== Set problem ==
Tell how many lines in the data below include the word "will". The answer is the number only.

----

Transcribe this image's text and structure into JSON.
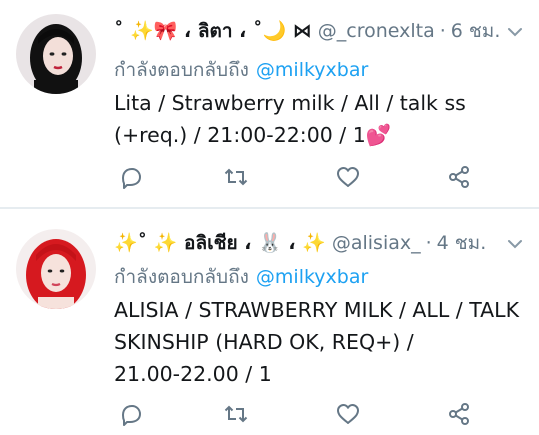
{
  "colors": {
    "accent": "#1da1f2",
    "secondary_text": "#657786",
    "primary_text": "#14171a",
    "divider": "#e6ecf0"
  },
  "tweets": [
    {
      "display_name": "˚ ✨🎀 ، ลิตา ، ˚🌙 ⋈",
      "handle": "@_cronexlta",
      "separator": "·",
      "time": "6 ชม.",
      "reply_prefix": "กำลังตอบกลับถึง",
      "reply_to": "@milkyxbar",
      "text": "Lita / Strawberry milk / All / talk ss\n(+req.) / 21:00-22:00 / 1💕",
      "icons": [
        "reply-icon",
        "retweet-icon",
        "like-icon",
        "share-icon"
      ]
    },
    {
      "display_name": "✨˚ ✨ อลิเชีย ، 🐰 ، ✨",
      "handle": "@alisiax_",
      "separator": "·",
      "time": "4 ชม.",
      "reply_prefix": "กำลังตอบกลับถึง",
      "reply_to": "@milkyxbar",
      "text": "ALISIA / STRAWBERRY MILK / ALL / TALK\nSKINSHIP (HARD OK, REQ+) /\n21.00-22.00 / 1",
      "icons": [
        "reply-icon",
        "retweet-icon",
        "like-icon",
        "share-icon"
      ]
    }
  ]
}
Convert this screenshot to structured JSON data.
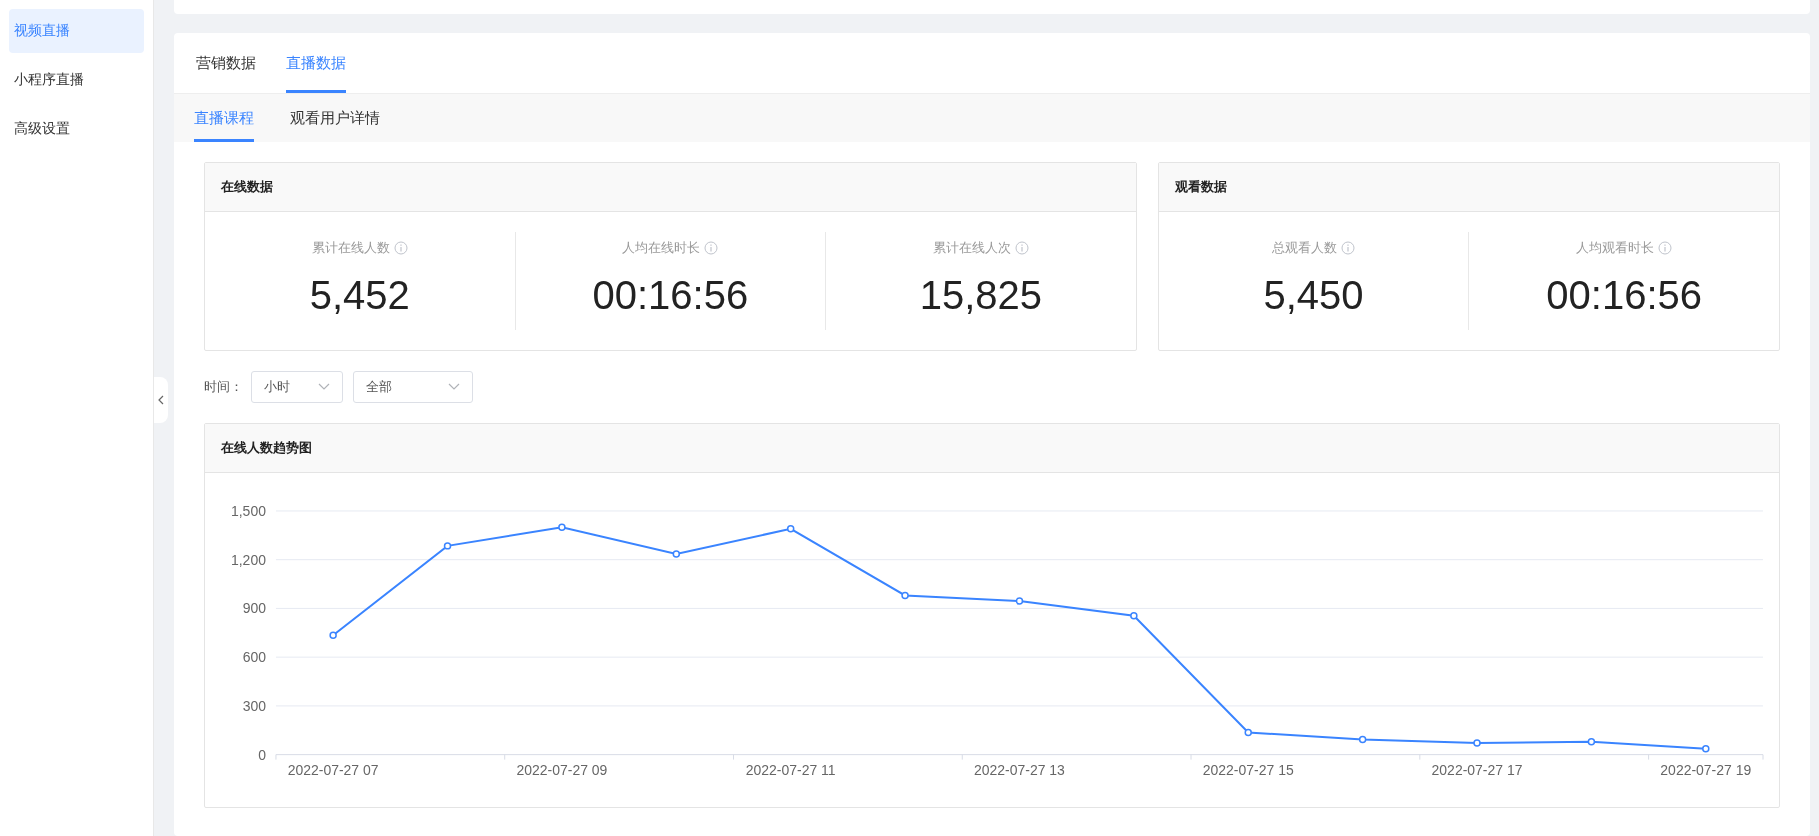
{
  "sidebar": {
    "items": [
      {
        "label": "视频直播",
        "selected": true
      },
      {
        "label": "小程序直播",
        "selected": false
      },
      {
        "label": "高级设置",
        "selected": false
      }
    ]
  },
  "tabs": [
    {
      "label": "营销数据",
      "selected": false
    },
    {
      "label": "直播数据",
      "selected": true
    }
  ],
  "sub_tabs": [
    {
      "label": "直播课程",
      "selected": true
    },
    {
      "label": "观看用户详情",
      "selected": false
    }
  ],
  "stat_panels": [
    {
      "title": "在线数据",
      "stats": [
        {
          "label": "累计在线人数",
          "value": "5,452"
        },
        {
          "label": "人均在线时长",
          "value": "00:16:56"
        },
        {
          "label": "累计在线人次",
          "value": "15,825"
        }
      ]
    },
    {
      "title": "观看数据",
      "stats": [
        {
          "label": "总观看人数",
          "value": "5,450"
        },
        {
          "label": "人均观看时长",
          "value": "00:16:56"
        }
      ]
    }
  ],
  "filter": {
    "label": "时间：",
    "selects": [
      {
        "value": "小时"
      },
      {
        "value": "全部"
      }
    ]
  },
  "chart_panel": {
    "title": "在线人数趋势图",
    "chart_data": {
      "type": "line",
      "categories": [
        "2022-07-27 07",
        null,
        "2022-07-27 09",
        null,
        "2022-07-27 11",
        null,
        "2022-07-27 13",
        null,
        "2022-07-27 15",
        null,
        "2022-07-27 17",
        null,
        "2022-07-27 19"
      ],
      "grid": true,
      "series": [
        {
          "color": "#3a84ff",
          "marker": "circle",
          "values": [
            735,
            1285,
            1400,
            1235,
            1390,
            980,
            945,
            855,
            136,
            93,
            71,
            79,
            36
          ]
        }
      ],
      "ylim": [
        0,
        1500
      ],
      "yticks": [
        {
          "value": 0,
          "label": "0"
        },
        {
          "value": 300,
          "label": "300"
        },
        {
          "value": 600,
          "label": "600"
        },
        {
          "value": 900,
          "label": "900"
        },
        {
          "value": 1200,
          "label": "1,200"
        },
        {
          "value": 1500,
          "label": "1,500"
        }
      ]
    }
  }
}
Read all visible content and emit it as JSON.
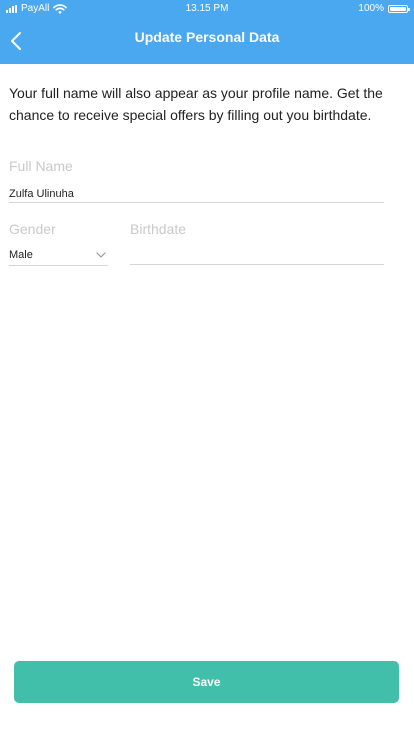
{
  "status_bar": {
    "carrier": "PayAll",
    "time": "13.15 PM",
    "battery": "100%"
  },
  "header": {
    "title": "Update Personal Data",
    "back_icon": "chevron-left-icon",
    "background_color": "#4aa8f0"
  },
  "intro_text": "Your full name will also appear as your profile name. Get the chance to receive special offers by filling out you birthdate.",
  "form": {
    "full_name": {
      "label": "Full Name",
      "value": "Zulfa Ulinuha"
    },
    "gender": {
      "label": "Gender",
      "value": "Male"
    },
    "birthdate": {
      "label": "Birthdate",
      "value": ""
    }
  },
  "save_button": {
    "label": "Save",
    "color": "#42bfaa"
  }
}
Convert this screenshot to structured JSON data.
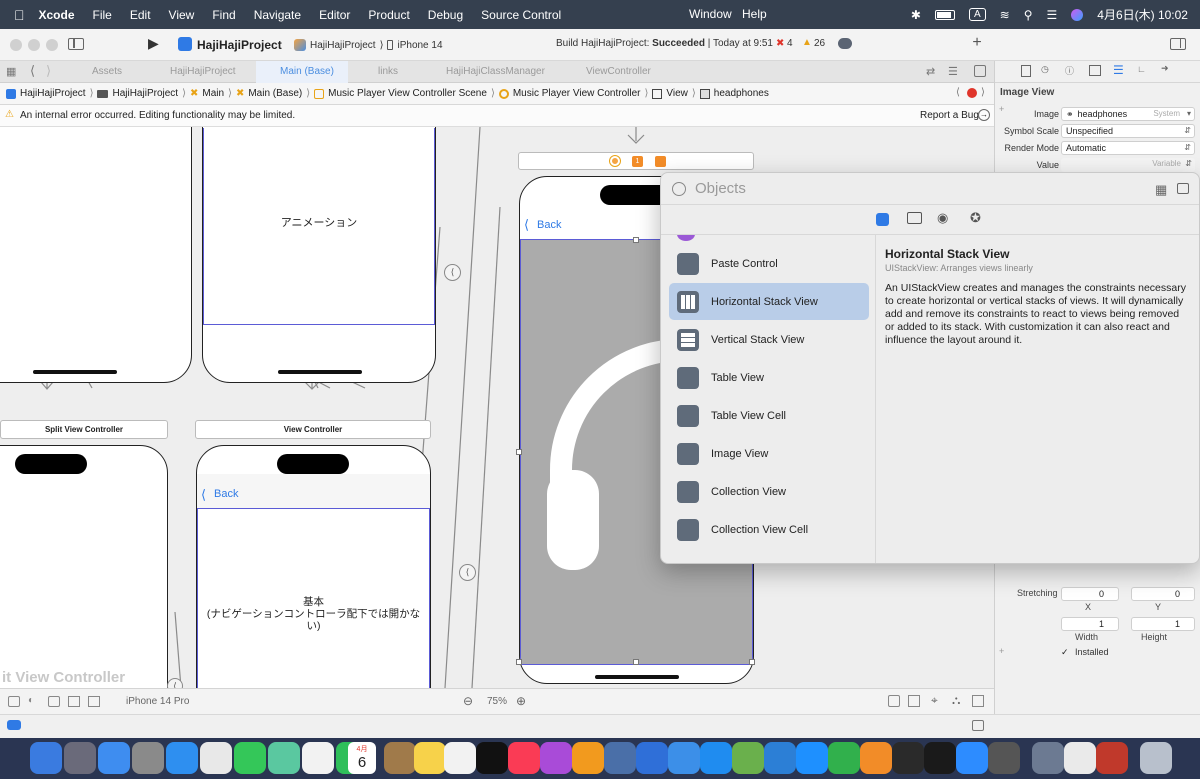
{
  "menubar": {
    "app": "Xcode",
    "items": [
      "File",
      "Edit",
      "View",
      "Find",
      "Navigate",
      "Editor",
      "Product",
      "Debug",
      "Source Control",
      "Window",
      "Help"
    ],
    "input_indicator": "A",
    "clock": "4月6日(木) 10:02"
  },
  "toolbar": {
    "project_name": "HajiHajiProject",
    "scheme": "HajiHajiProject",
    "device": "iPhone 14",
    "build_prefix": "Build HajiHajiProject: ",
    "build_result": "Succeeded",
    "build_time": " | Today at 9:51",
    "error_count": "4",
    "warning_count": "26"
  },
  "tabs": [
    "Assets",
    "HajiHajiProject",
    "Main (Base)",
    "links",
    "HajiHajiClassManager",
    "ViewController"
  ],
  "jumpbar": [
    "HajiHajiProject",
    "HajiHajiProject",
    "Main",
    "Main (Base)",
    "Music Player View Controller Scene",
    "Music Player View Controller",
    "View",
    "headphones"
  ],
  "warning_message": "An internal error occurred. Editing functionality may be limited.",
  "report_bug": "Report a Bug",
  "canvas": {
    "scene_animation_text": "アニメーション",
    "split_view_label": "Split View Controller",
    "view_controller_label": "View Controller",
    "back_label": "Back",
    "basic_text_line1": "基本",
    "basic_text_line2": "(ナビゲーションコントローラ配下では開かな",
    "basic_text_line3": "い)",
    "split_big_label": "it View Controller",
    "scene_badges": [
      "1"
    ]
  },
  "bottombar": {
    "device": "iPhone 14 Pro",
    "zoom": "75%"
  },
  "inspector": {
    "section": "Image View",
    "image_label": "Image",
    "image_value": "headphones",
    "image_hint": "System",
    "symbol_scale_label": "Symbol Scale",
    "symbol_scale_value": "Unspecified",
    "render_mode_label": "Render Mode",
    "render_mode_value": "Automatic",
    "value_label": "Value",
    "value_hint": "Variable",
    "stretching_label": "Stretching",
    "x_value": "0",
    "y_value": "0",
    "x_label": "X",
    "y_label": "Y",
    "width_value": "1",
    "height_value": "1",
    "width_label": "Width",
    "height_label": "Height",
    "installed_label": "Installed"
  },
  "objects_library": {
    "title": "Objects",
    "items": [
      {
        "label": "Paste Control",
        "icon": "paste-control-icon"
      },
      {
        "label": "Horizontal Stack View",
        "icon": "horizontal-stack-icon"
      },
      {
        "label": "Vertical Stack View",
        "icon": "vertical-stack-icon"
      },
      {
        "label": "Table View",
        "icon": "table-view-icon"
      },
      {
        "label": "Table View Cell",
        "icon": "table-cell-icon"
      },
      {
        "label": "Image View",
        "icon": "image-view-icon"
      },
      {
        "label": "Collection View",
        "icon": "collection-view-icon"
      },
      {
        "label": "Collection View Cell",
        "icon": "collection-cell-icon"
      }
    ],
    "selected_index": 1,
    "detail_title": "Horizontal Stack View",
    "detail_subtitle": "UIStackView: Arranges views linearly",
    "detail_body": "An UIStackView creates and manages the constraints necessary to create horizontal or vertical stacks of views. It will dynamically add and remove its constraints to react to views being removed or added to its stack. With customization it can also react and influence the layout around it."
  },
  "dock": {
    "calendar_month": "4月",
    "calendar_day": "6"
  },
  "colors": {
    "accent": "#2f7ae5",
    "selection": "#b9cde8",
    "error": "#e0352b",
    "warning": "#e8a317",
    "menubar": "#35404f"
  }
}
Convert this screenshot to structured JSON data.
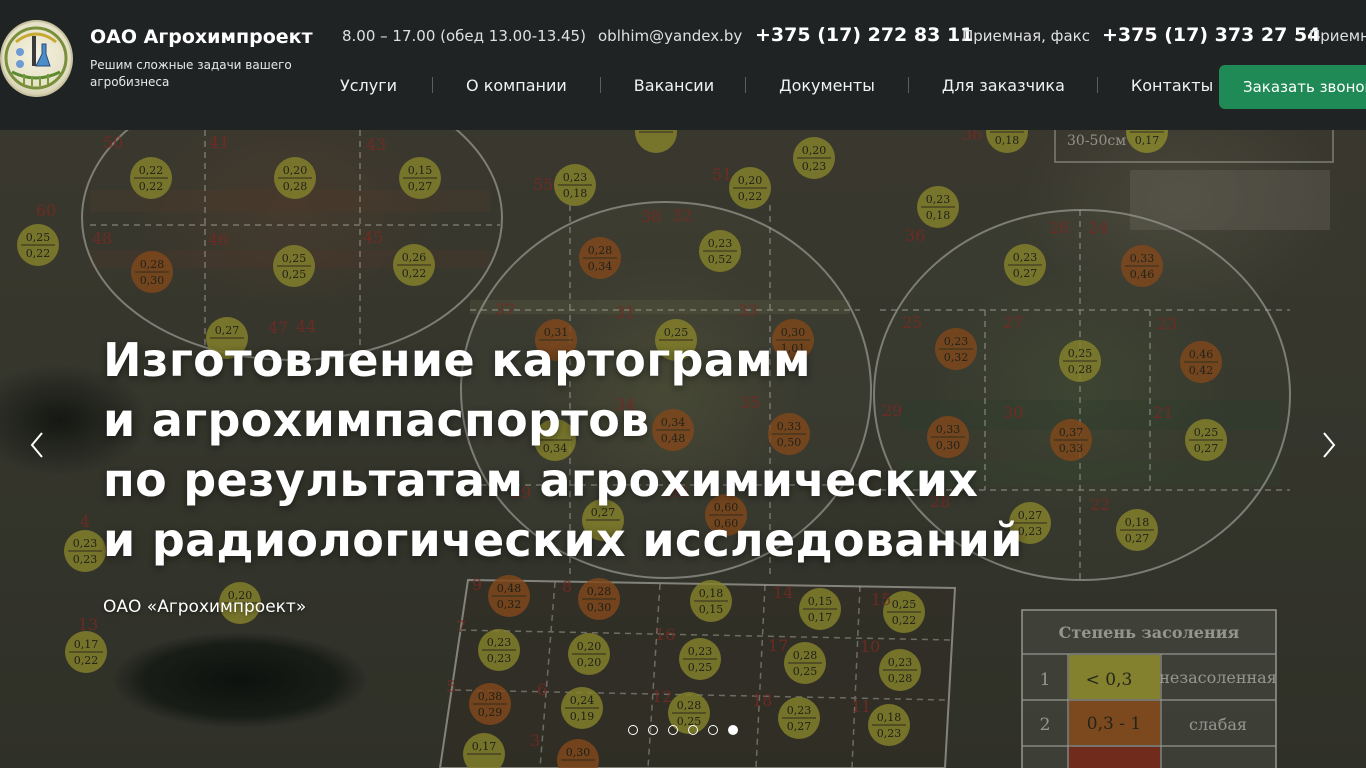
{
  "header": {
    "company_name": "ОАО Агрохимпроект",
    "tagline": "Решим сложные задачи вашего агробизнеса",
    "hours": "8.00 – 17.00 (обед 13.00-13.45)",
    "email": "oblhim@yandex.by",
    "phone_main": "+375 (17) 272 83 11",
    "reception_label": "Приемная, факс",
    "phone_fax": "+375 (17) 373 27 54",
    "reception_label_2": "Приемн",
    "call_button": "Заказать звонок"
  },
  "nav": {
    "items": [
      {
        "label": "Услуги"
      },
      {
        "label": "О компании"
      },
      {
        "label": "Вакансии"
      },
      {
        "label": "Документы"
      },
      {
        "label": "Для заказчика"
      },
      {
        "label": "Контакты"
      }
    ]
  },
  "hero": {
    "title_lines": [
      "Изготовление картограмм",
      "и агрохимпаспортов",
      "по результатам агрохимических",
      "и радиологических исследований"
    ],
    "subtitle": "ОАО «Агрохимпроект»",
    "slides_total": 6,
    "active_slide": 6
  },
  "map": {
    "legend_title": "Степень засоления",
    "legend_rows": [
      {
        "num": "1",
        "range": "< 0,3",
        "label": "незасоленная",
        "color": "#c9c43a"
      },
      {
        "num": "2",
        "range": "0,3 - 1",
        "label": "слабая",
        "color": "#c0641e"
      }
    ],
    "depth_label": "30-50см",
    "plot_labels": [
      "50",
      "41",
      "43",
      "60",
      "48",
      "46",
      "45",
      "55",
      "51",
      "38",
      "32",
      "26",
      "24",
      "25",
      "27",
      "23",
      "37",
      "31",
      "33",
      "47",
      "44",
      "34",
      "35",
      "29",
      "30",
      "21",
      "28",
      "22",
      "39",
      "36",
      "36",
      "36",
      "9",
      "8",
      "14",
      "15",
      "16",
      "10",
      "7",
      "6",
      "12",
      "17",
      "11",
      "18",
      "5",
      "13",
      "4",
      "3"
    ],
    "colors": {
      "yellow": "#bfba38",
      "orange": "#b8611f",
      "red_label": "#a8322a"
    }
  },
  "colors": {
    "header_bg": "#1f2323",
    "accent": "#1f8a55"
  }
}
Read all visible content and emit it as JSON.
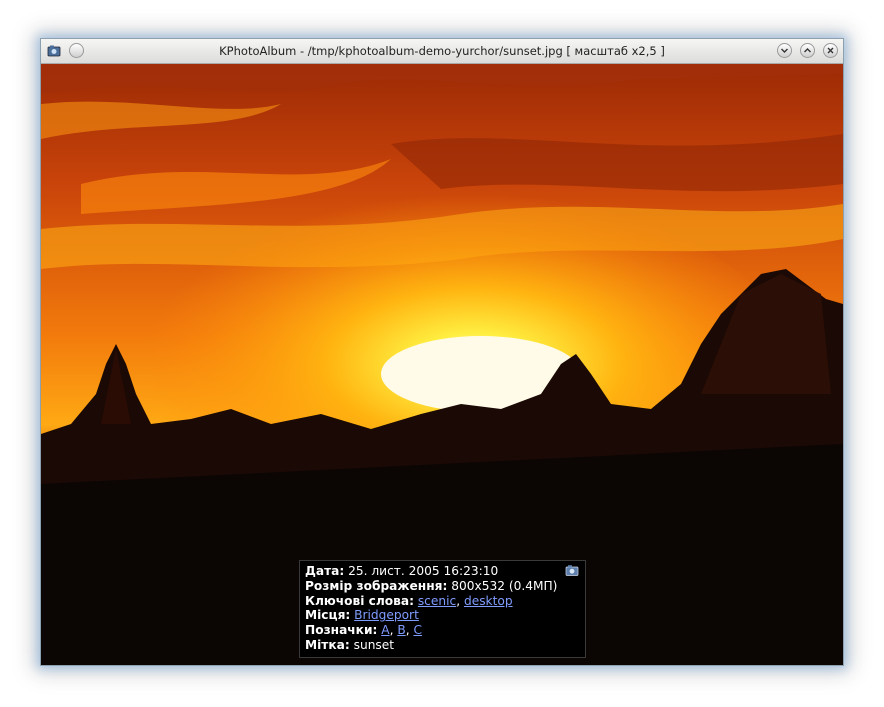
{
  "window": {
    "title": "KPhotoAlbum - /tmp/kphotoalbum-demo-yurchor/sunset.jpg [ масштаб x2,5 ]",
    "buttons": {
      "minimize_icon": "chevron-down",
      "maximize_icon": "chevron-up",
      "close_icon": "close-x"
    }
  },
  "photo": {
    "description": "sunset"
  },
  "info": {
    "date_label": "Дата:",
    "date_value": "25. лист. 2005 16:23:10",
    "size_label": "Розмір зображення:",
    "size_value": "800x532 (0.4МП)",
    "keywords_label": "Ключові слова:",
    "keywords": [
      "scenic",
      "desktop"
    ],
    "places_label": "Місця:",
    "places": [
      "Bridgeport"
    ],
    "tags_label": "Позначки:",
    "tags": [
      "A",
      "B",
      "C"
    ],
    "label_label": "Мітка:",
    "label_value": "sunset"
  },
  "colors": {
    "link": "#7f9cff",
    "sky_dark": "#b83a05",
    "sky_mid": "#f57a0a",
    "sun": "#fffbe8"
  }
}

----

== Result of the exercise ==
2